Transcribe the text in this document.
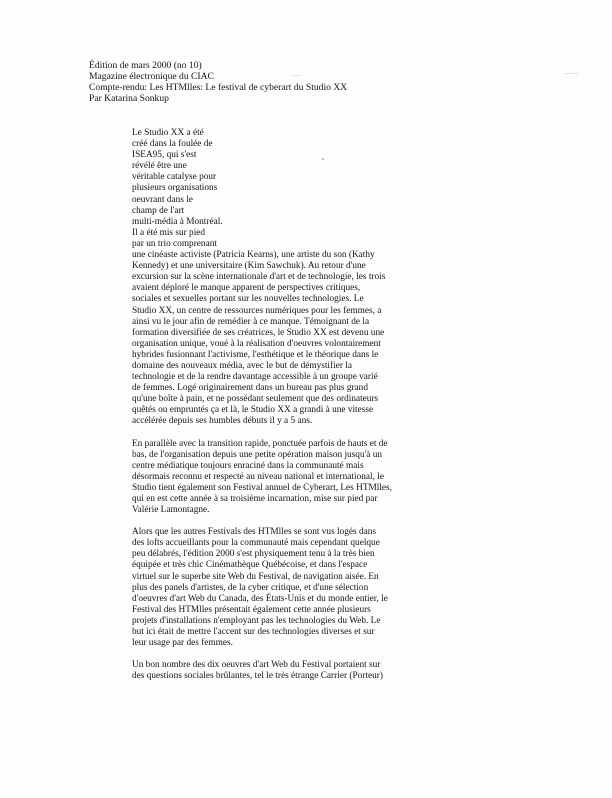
Édition de mars 2000 (no 10)
Magazine électronique du CIAC
Compte-rendu: Les HTMlles: Le festival de cyberart du Studio XX
Par Katarina Sonkup
Le Studio XX a été
créé dans la foulée de
ISEA95, qui s'est
révélé être une
véritable catalyse pour
plusieurs organisations
oeuvrant dans le
champ de l'art
multi-média à Montréal.
Il a été mis sur pied
par un trio comprenant
une cinéaste activiste (Patricia Kearns), une artiste du son (Kathy
Kennedy) et une universitaire (Kim Sawchuk). Au retour d'une
excursion sur la scène internationale d'art et de technologie, les trois
avaient déploré le manque apparent de perspectives critiques,
sociales et sexuelles portant sur les nouvelles technologies. Le
Studio XX, un centre de ressources numériques pour les femmes, a
ainsi vu le jour afin de remédier à ce manque. Témoignant de la
formation diversifiée de ses créatrices, le Studio XX est devenu une
organisation unique, voué à la réalisation d'oeuvres volontairement
hybrides fusionnant l'activisme, l'esthétique et le théorique dans le
domaine des nouveaux média, avec le but de démystifier la
technologie et de la rendre davantage accessible à un groupe varié
de femmes. Logé originairement dans un bureau pas plus grand
qu'une boîte à pain, et ne possédant seulement que des ordinateurs
quêtés ou empruntés ça et là, le Studio XX a grandi à une vitesse
accélérée depuis ses humbles débuts il y a 5 ans.
En parallèle avec la transition rapide, ponctuée parfois de hauts et de
bas, de l'organisation depuis une petite opération maison jusqu'à un
centre médiatique toujours enraciné dans la communauté mais
désormais reconnu et respecté au niveau national et international, le
Studio tient également son Festival annuel de Cyberart, Les HTMlles,
qui en est cette année à sa troisième incarnation, mise sur pied par
Valérie Lamontagne.
Alors que les autres Festivals des HTMlles se sont vus logés dans
des lofts accueillants pour la communauté mais cependant quelque
peu délabrés, l'édition 2000 s'est physiquement tenu à la très bien
équipée et très chic Cinémathèque Québécoise, et dans l'espace
virtuel sur le superbe site Web du Festival, de navigation aisée. En
plus des panels d'artistes, de la cyber critique, et d'une sélection
d'oeuvres d'art Web du Canada, des États-Unis et du monde entier, le
Festival des HTMlles présentait également cette année plusieurs
projets d'installations n'employant pas les technologies du Web. Le
but ici était de mettre l'accent sur des technologies diverses et sur
leur usage par des femmes.
Un bon nombre des dix oeuvres d'art Web du Festival portaient sur
des questions sociales brûlantes, tel le très étrange Carrier (Porteur)
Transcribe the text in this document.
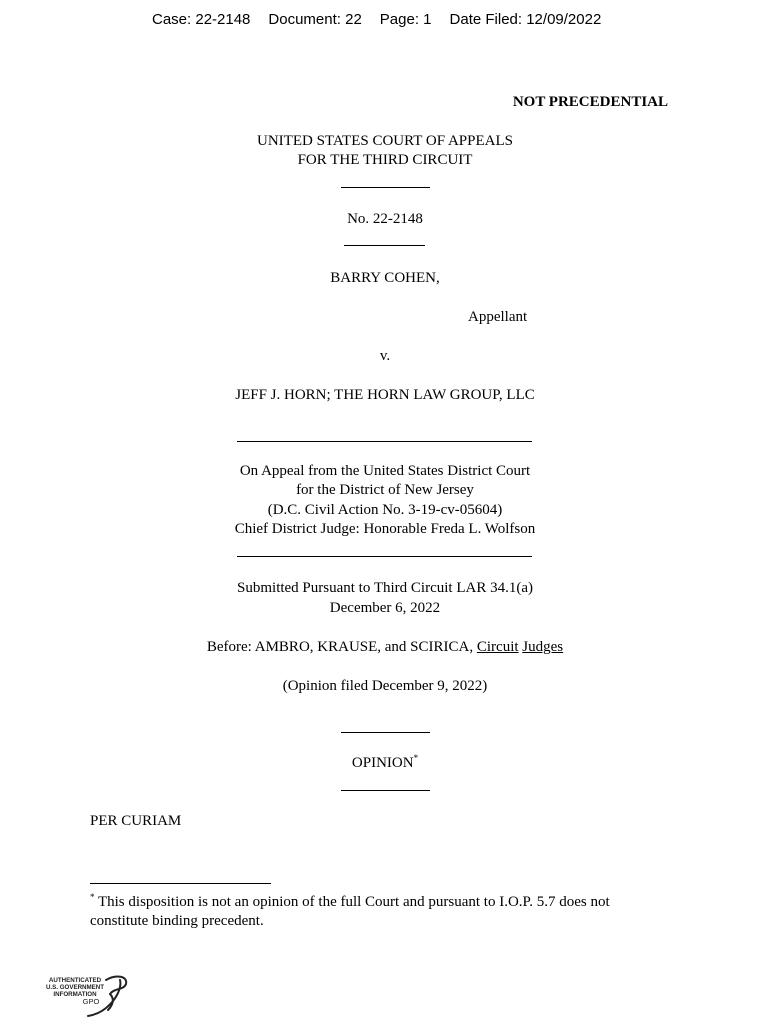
Case: 22-2148 Document: 22 Page: 1 Date Filed: 12/09/2022
NOT PRECEDENTIAL
UNITED STATES COURT OF APPEALS
FOR THE THIRD CIRCUIT
No. 22-2148
BARRY COHEN,
Appellant
v.
JEFF J. HORN; THE HORN LAW GROUP, LLC
On Appeal from the United States District Court
for the District of New Jersey
(D.C. Civil Action No. 3-19-cv-05604)
Chief District Judge: Honorable Freda L. Wolfson
Submitted Pursuant to Third Circuit LAR 34.1(a)
December 6, 2022
Before: AMBRO, KRAUSE, and SCIRICA, Circuit Judges
(Opinion filed December 9, 2022)
OPINION*
PER CURIAM
* This disposition is not an opinion of the full Court and pursuant to I.O.P. 5.7 does not
constitute binding precedent.
AUTHENTICATED
U.S. GOVERNMENT
INFORMATION
GPO
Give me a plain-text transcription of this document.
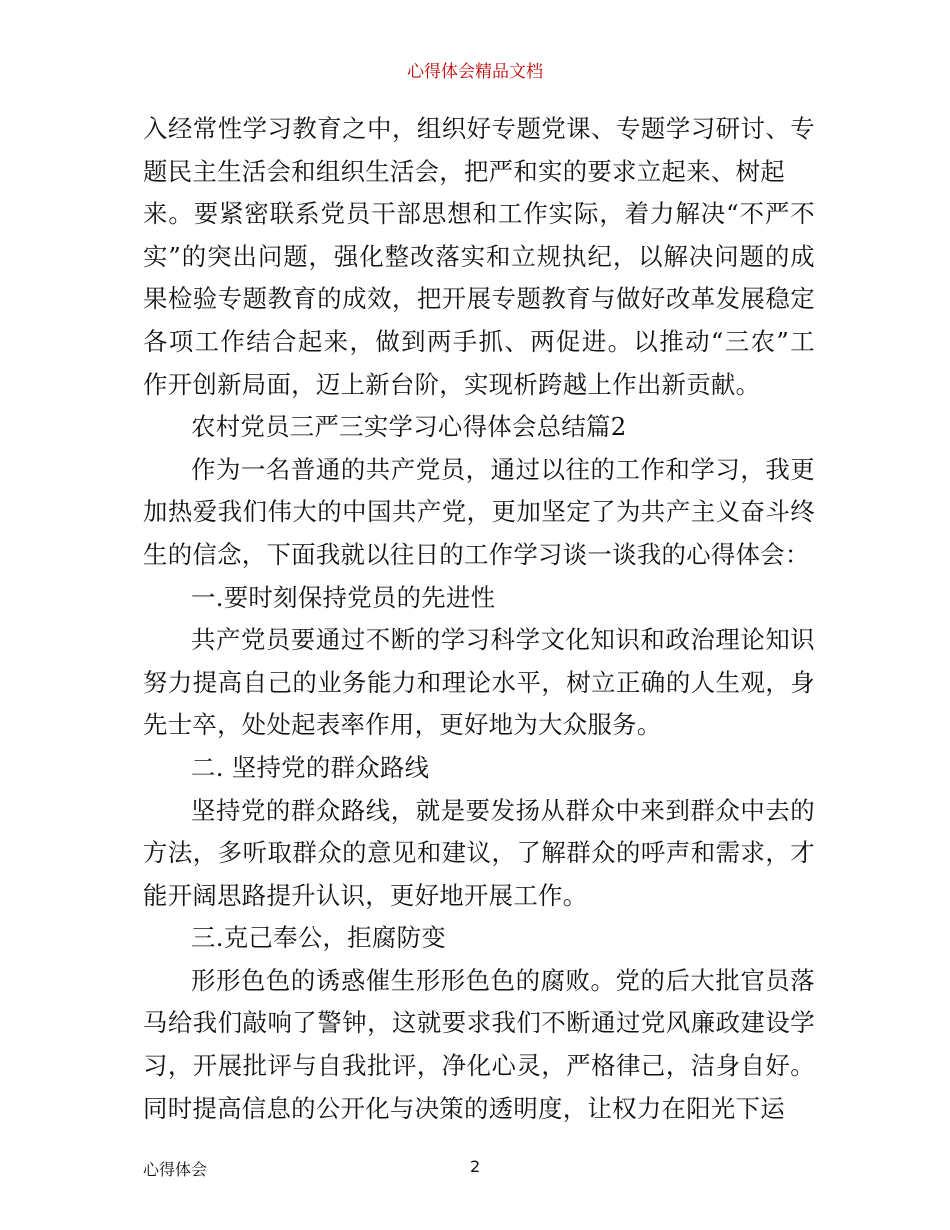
心得体会精品文档
入经常性学习教育之中，组织好专题党课、专题学习研讨、专
题民主生活会和组织生活会，把严和实的要求立起来、树起
来。要紧密联系党员干部思想和工作实际，着力解决“不严不
实”的突出问题，强化整改落实和立规执纪，以解决问题的成
果检验专题教育的成效，把开展专题教育与做好改革发展稳定
各项工作结合起来，做到两手抓、两促进。以推动“三农”工
作开创新局面，迈上新台阶，实现析跨越上作出新贡献。
农村党员三严三实学习心得体会总结篇2
作为一名普通的共产党员，通过以往的工作和学习，我更
加热爱我们伟大的中国共产党，更加坚定了为共产主义奋斗终
生的信念，下面我就以往日的工作学习谈一谈我的心得体会：
一.要时刻保持党员的先进性
共产党员要通过不断的学习科学文化知识和政治理论知识
努力提高自己的业务能力和理论水平，树立正确的人生观，身
先士卒，处处起表率作用，更好地为大众服务。
二. 坚持党的群众路线
坚持党的群众路线，就是要发扬从群众中来到群众中去的
方法，多听取群众的意见和建议，了解群众的呼声和需求，才
能开阔思路提升认识，更好地开展工作。
三.克己奉公，拒腐防变
形形色色的诱惑催生形形色色的腐败。党的后大批官员落
马给我们敲响了警钟，这就要求我们不断通过党风廉政建设学
习，开展批评与自我批评，净化心灵，严格律己，洁身自好。
同时提高信息的公开化与决策的透明度，让权力在阳光下运
心得体会	2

****************************************

WRITTEN REQUEST. Leave out all pictures and extract exactly the lines from the line with "Give me a plain-text" through the end of the material.

OUTPUT FOR THIS EXERCISE.
Give me a plain-text transcription of this document.
心得体会精品文档
入经常性学习教育之中，组织好专题党课、专题学习研讨、专
题民主生活会和组织生活会，把严和实的要求立起来、树起
来。要紧密联系党员干部思想和工作实际，着力解决“不严不
实”的突出问题，强化整改落实和立规执纪，以解决问题的成
果检验专题教育的成效，把开展专题教育与做好改革发展稳定
各项工作结合起来，做到两手抓、两促进。以推动“三农”工
作开创新局面，迈上新台阶，实现析跨越上作出新贡献。
农村党员三严三实学习心得体会总结篇2
作为一名普通的共产党员，通过以往的工作和学习，我更
加热爱我们伟大的中国共产党，更加坚定了为共产主义奋斗终
生的信念，下面我就以往日的工作学习谈一谈我的心得体会：
一.要时刻保持党员的先进性
共产党员要通过不断的学习科学文化知识和政治理论知识
努力提高自己的业务能力和理论水平，树立正确的人生观，身
先士卒，处处起表率作用，更好地为大众服务。
二. 坚持党的群众路线
坚持党的群众路线，就是要发扬从群众中来到群众中去的
方法，多听取群众的意见和建议，了解群众的呼声和需求，才
能开阔思路提升认识，更好地开展工作。
三.克己奉公，拒腐防变
形形色色的诱惑催生形形色色的腐败。党的后大批官员落
马给我们敲响了警钟，这就要求我们不断通过党风廉政建设学
习，开展批评与自我批评，净化心灵，严格律己，洁身自好。
同时提高信息的公开化与决策的透明度，让权力在阳光下运
心得体会	2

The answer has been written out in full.